### WHAT THE TASK ASKS:
Leave out the pictures and repeat the data exactly.

>> START

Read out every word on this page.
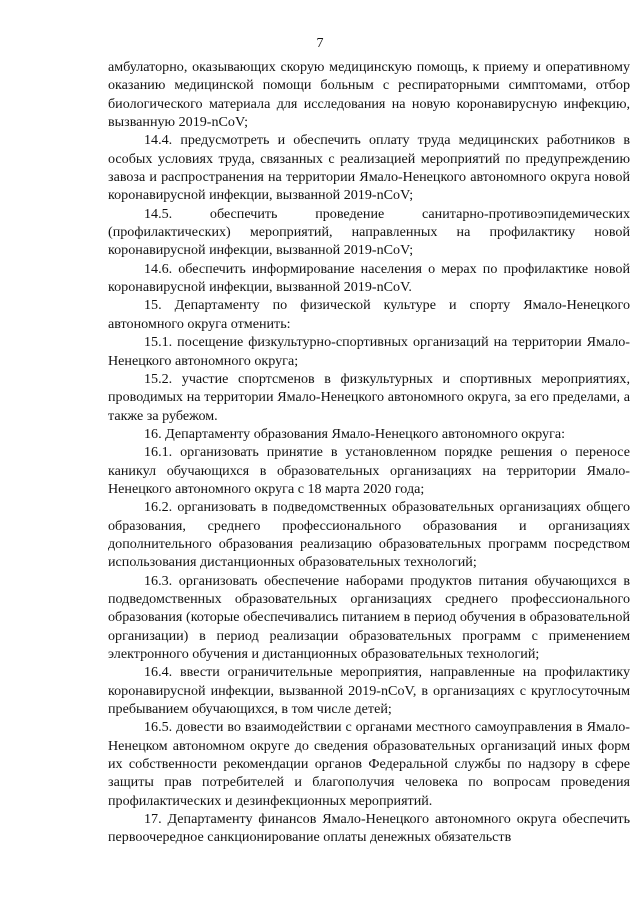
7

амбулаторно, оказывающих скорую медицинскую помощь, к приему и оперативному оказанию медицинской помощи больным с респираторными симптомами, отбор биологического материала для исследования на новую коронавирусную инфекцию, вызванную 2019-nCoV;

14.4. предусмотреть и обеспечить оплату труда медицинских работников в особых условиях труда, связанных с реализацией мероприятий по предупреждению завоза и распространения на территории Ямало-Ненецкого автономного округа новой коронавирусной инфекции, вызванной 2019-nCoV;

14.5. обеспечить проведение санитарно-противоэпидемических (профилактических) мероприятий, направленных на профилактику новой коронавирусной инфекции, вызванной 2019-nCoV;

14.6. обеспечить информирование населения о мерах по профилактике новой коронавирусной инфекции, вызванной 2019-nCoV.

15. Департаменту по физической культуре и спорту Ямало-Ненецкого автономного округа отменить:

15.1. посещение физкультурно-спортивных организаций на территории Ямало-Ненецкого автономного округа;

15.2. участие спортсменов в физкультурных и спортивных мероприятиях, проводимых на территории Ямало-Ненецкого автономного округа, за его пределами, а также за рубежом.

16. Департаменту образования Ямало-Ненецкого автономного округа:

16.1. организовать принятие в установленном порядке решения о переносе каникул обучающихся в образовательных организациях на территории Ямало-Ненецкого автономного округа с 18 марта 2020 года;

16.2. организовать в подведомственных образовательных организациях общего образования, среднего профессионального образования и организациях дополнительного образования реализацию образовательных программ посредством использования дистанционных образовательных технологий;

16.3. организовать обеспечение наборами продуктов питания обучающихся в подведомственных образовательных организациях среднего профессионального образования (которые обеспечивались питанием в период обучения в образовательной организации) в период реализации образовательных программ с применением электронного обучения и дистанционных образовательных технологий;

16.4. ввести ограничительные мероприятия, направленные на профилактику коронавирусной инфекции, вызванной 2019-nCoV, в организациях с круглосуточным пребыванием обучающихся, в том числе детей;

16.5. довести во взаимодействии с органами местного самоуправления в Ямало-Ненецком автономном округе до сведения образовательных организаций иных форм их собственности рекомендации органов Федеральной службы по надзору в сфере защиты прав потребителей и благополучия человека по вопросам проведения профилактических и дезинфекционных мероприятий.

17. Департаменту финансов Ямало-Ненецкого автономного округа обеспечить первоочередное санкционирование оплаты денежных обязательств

>> END

### WRITTEN ANSWER:
Read out every word on this page.
7

амбулаторно, оказывающих скорую медицинскую помощь, к приему и оперативному оказанию медицинской помощи больным с респираторными симптомами, отбор биологического материала для исследования на новую коронавирусную инфекцию, вызванную 2019-nCoV;

14.4. предусмотреть и обеспечить оплату труда медицинских работников в особых условиях труда, связанных с реализацией мероприятий по предупреждению завоза и распространения на территории Ямало-Ненецкого автономного округа новой коронавирусной инфекции, вызванной 2019-nCoV;

14.5. обеспечить проведение санитарно-противоэпидемических (профилактических) мероприятий, направленных на профилактику новой коронавирусной инфекции, вызванной 2019-nCoV;

14.6. обеспечить информирование населения о мерах по профилактике новой коронавирусной инфекции, вызванной 2019-nCoV.

15. Департаменту по физической культуре и спорту Ямало-Ненецкого автономного округа отменить:

15.1. посещение физкультурно-спортивных организаций на территории Ямало-Ненецкого автономного округа;

15.2. участие спортсменов в физкультурных и спортивных мероприятиях, проводимых на территории Ямало-Ненецкого автономного округа, за его пределами, а также за рубежом.

16. Департаменту образования Ямало-Ненецкого автономного округа:

16.1. организовать принятие в установленном порядке решения о переносе каникул обучающихся в образовательных организациях на территории Ямало-Ненецкого автономного округа с 18 марта 2020 года;

16.2. организовать в подведомственных образовательных организациях общего образования, среднего профессионального образования и организациях дополнительного образования реализацию образовательных программ посредством использования дистанционных образовательных технологий;

16.3. организовать обеспечение наборами продуктов питания обучающихся в подведомственных образовательных организациях среднего профессионального образования (которые обеспечивались питанием в период обучения в образовательной организации) в период реализации образовательных программ с применением электронного обучения и дистанционных образовательных технологий;

16.4. ввести ограничительные мероприятия, направленные на профилактику коронавирусной инфекции, вызванной 2019-nCoV, в организациях с круглосуточным пребыванием обучающихся, в том числе детей;

16.5. довести во взаимодействии с органами местного самоуправления в Ямало-Ненецком автономном округе до сведения образовательных организаций иных форм их собственности рекомендации органов Федеральной службы по надзору в сфере защиты прав потребителей и благополучия человека по вопросам проведения профилактических и дезинфекционных мероприятий.

17. Департаменту финансов Ямало-Ненецкого автономного округа обеспечить первоочередное санкционирование оплаты денежных обязательств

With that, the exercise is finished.